The request =
Gather each line containing the string "value" from these entries.

Dataset content =
** Begin **

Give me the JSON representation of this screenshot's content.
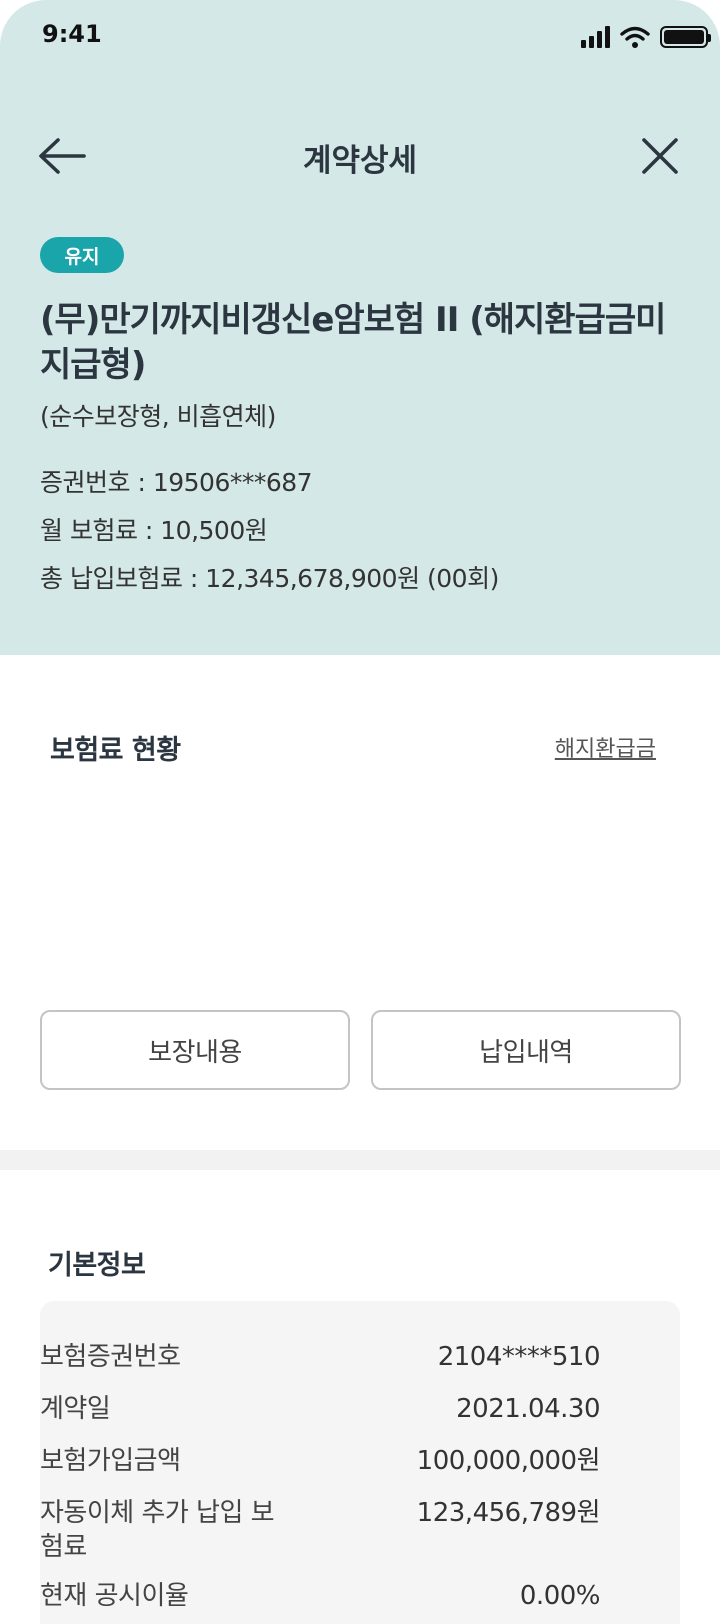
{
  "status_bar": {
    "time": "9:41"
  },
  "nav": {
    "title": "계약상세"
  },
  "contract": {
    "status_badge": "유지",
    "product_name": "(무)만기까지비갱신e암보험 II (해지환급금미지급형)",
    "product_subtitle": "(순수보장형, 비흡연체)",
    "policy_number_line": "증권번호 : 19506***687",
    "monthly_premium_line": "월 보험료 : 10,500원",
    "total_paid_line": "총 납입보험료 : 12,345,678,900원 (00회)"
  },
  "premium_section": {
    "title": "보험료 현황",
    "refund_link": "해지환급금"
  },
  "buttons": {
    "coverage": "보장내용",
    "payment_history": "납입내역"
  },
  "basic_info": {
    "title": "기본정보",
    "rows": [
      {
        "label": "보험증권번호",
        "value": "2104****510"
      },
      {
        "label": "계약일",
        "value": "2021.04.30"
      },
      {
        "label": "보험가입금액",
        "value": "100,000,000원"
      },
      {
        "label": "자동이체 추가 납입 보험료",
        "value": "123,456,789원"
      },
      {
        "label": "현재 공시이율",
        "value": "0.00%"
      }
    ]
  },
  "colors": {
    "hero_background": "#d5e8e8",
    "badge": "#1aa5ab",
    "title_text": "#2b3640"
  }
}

** End **
** Begin **

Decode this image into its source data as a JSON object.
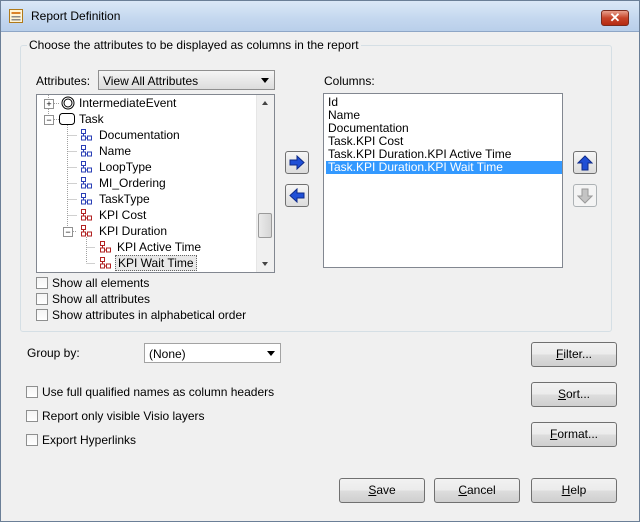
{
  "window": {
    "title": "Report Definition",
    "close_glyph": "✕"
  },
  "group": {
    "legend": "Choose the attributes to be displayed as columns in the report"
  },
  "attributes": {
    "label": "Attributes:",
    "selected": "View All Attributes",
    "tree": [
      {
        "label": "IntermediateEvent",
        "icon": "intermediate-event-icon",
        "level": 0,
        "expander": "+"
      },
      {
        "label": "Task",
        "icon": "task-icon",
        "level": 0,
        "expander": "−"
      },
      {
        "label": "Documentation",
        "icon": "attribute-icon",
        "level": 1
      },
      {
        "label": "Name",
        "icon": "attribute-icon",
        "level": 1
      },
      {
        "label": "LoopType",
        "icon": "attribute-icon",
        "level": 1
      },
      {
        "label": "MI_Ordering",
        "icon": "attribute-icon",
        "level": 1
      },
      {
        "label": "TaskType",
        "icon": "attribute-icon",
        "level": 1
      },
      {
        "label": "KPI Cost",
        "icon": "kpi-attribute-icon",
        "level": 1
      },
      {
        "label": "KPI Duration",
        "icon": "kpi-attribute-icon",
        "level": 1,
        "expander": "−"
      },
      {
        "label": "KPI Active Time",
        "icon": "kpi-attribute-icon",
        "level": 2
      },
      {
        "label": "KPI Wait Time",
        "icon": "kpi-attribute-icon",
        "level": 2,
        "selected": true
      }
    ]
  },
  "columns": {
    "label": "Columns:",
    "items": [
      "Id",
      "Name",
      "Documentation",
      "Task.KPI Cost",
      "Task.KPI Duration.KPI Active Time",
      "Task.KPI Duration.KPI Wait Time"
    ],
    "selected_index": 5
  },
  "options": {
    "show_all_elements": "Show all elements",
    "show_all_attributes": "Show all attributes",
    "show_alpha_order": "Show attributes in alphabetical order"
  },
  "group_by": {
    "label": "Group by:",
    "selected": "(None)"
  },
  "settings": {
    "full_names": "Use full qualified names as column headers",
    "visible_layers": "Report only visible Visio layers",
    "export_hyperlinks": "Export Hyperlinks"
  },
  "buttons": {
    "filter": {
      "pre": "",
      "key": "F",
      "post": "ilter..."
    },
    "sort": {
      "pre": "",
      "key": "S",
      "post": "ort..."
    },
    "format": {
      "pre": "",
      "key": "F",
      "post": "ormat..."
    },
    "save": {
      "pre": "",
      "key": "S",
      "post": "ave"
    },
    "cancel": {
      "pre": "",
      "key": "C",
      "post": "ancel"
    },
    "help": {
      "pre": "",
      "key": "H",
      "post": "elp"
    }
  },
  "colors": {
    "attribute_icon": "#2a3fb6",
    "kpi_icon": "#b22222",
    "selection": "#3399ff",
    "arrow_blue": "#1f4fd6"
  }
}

** End **

Task response =
        "value": "2104****510"
        "value": "2021.04.30"
        "value": "100,000,000원"
        "value": "123,456,789원"
        "value": "0.00%"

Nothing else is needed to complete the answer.